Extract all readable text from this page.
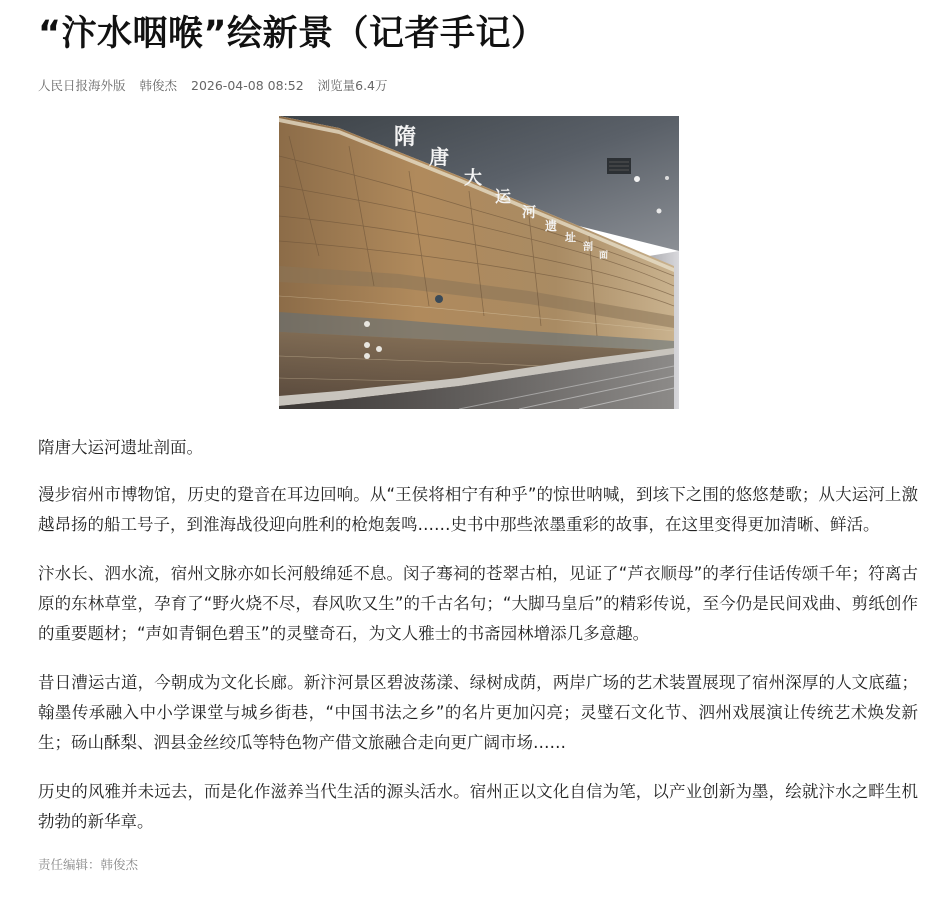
“汴水咽喉”绘新景（记者手记）
人民日报海外版 韩俊杰 2026-04-08 08:52 浏览量6.4万
隋
唐
大
运
河
遗
址
剖
面
隋唐大运河遗址剖面。

漫步宿州市博物馆，历史的跫音在耳边回响。从“王侯将相宁有种乎”的惊世呐喊，到垓下之围的悠悠楚歌；从大运河上激越昂扬的船工号子，到淮海战役迎向胜利的枪炮轰鸣……史书中那些浓墨重彩的故事，在这里变得更加清晰、鲜活。

汴水长、泗水流，宿州文脉亦如长河般绵延不息。闵子骞祠的苍翠古柏，见证了“芦衣顺母”的孝行佳话传颂千年；符离古原的东林草堂，孕育了“野火烧不尽，春风吹又生”的千古名句；“大脚马皇后”的精彩传说，至今仍是民间戏曲、剪纸创作的重要题材；“声如青铜色碧玉”的灵璧奇石，为文人雅士的书斋园林增添几多意趣。

昔日漕运古道，今朝成为文化长廊。新汴河景区碧波荡漾、绿树成荫，两岸广场的艺术装置展现了宿州深厚的人文底蕴；翰墨传承融入中小学课堂与城乡街巷，“中国书法之乡”的名片更加闪亮；灵璧石文化节、泗州戏展演让传统艺术焕发新生；砀山酥梨、泗县金丝绞瓜等特色物产借文旅融合走向更广阔市场……

历史的风雅并未远去，而是化作滋养当代生活的源头活水。宿州正以文化自信为笔，以产业创新为墨，绘就汴水之畔生机勃勃的新华章。

责任编辑：韩俊杰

______________________________

Description of the task: Every record above must be given again exactly; drop the pictures.

Output below:
Extract all readable text from this page.
“汴水咽喉”绘新景（记者手记）
人民日报海外版 韩俊杰 2026-04-08 08:52 浏览量6.4万
隋
唐
大
运
河
遗
址
剖
面
隋唐大运河遗址剖面。

漫步宿州市博物馆，历史的跫音在耳边回响。从“王侯将相宁有种乎”的惊世呐喊，到垓下之围的悠悠楚歌；从大运河上激越昂扬的船工号子，到淮海战役迎向胜利的枪炮轰鸣……史书中那些浓墨重彩的故事，在这里变得更加清晰、鲜活。

汴水长、泗水流，宿州文脉亦如长河般绵延不息。闵子骞祠的苍翠古柏，见证了“芦衣顺母”的孝行佳话传颂千年；符离古原的东林草堂，孕育了“野火烧不尽，春风吹又生”的千古名句；“大脚马皇后”的精彩传说，至今仍是民间戏曲、剪纸创作的重要题材；“声如青铜色碧玉”的灵璧奇石，为文人雅士的书斋园林增添几多意趣。

昔日漕运古道，今朝成为文化长廊。新汴河景区碧波荡漾、绿树成荫，两岸广场的艺术装置展现了宿州深厚的人文底蕴；翰墨传承融入中小学课堂与城乡街巷，“中国书法之乡”的名片更加闪亮；灵璧石文化节、泗州戏展演让传统艺术焕发新生；砀山酥梨、泗县金丝绞瓜等特色物产借文旅融合走向更广阔市场……

历史的风雅并未远去，而是化作滋养当代生活的源头活水。宿州正以文化自信为笔，以产业创新为墨，绘就汴水之畔生机勃勃的新华章。

责任编辑：韩俊杰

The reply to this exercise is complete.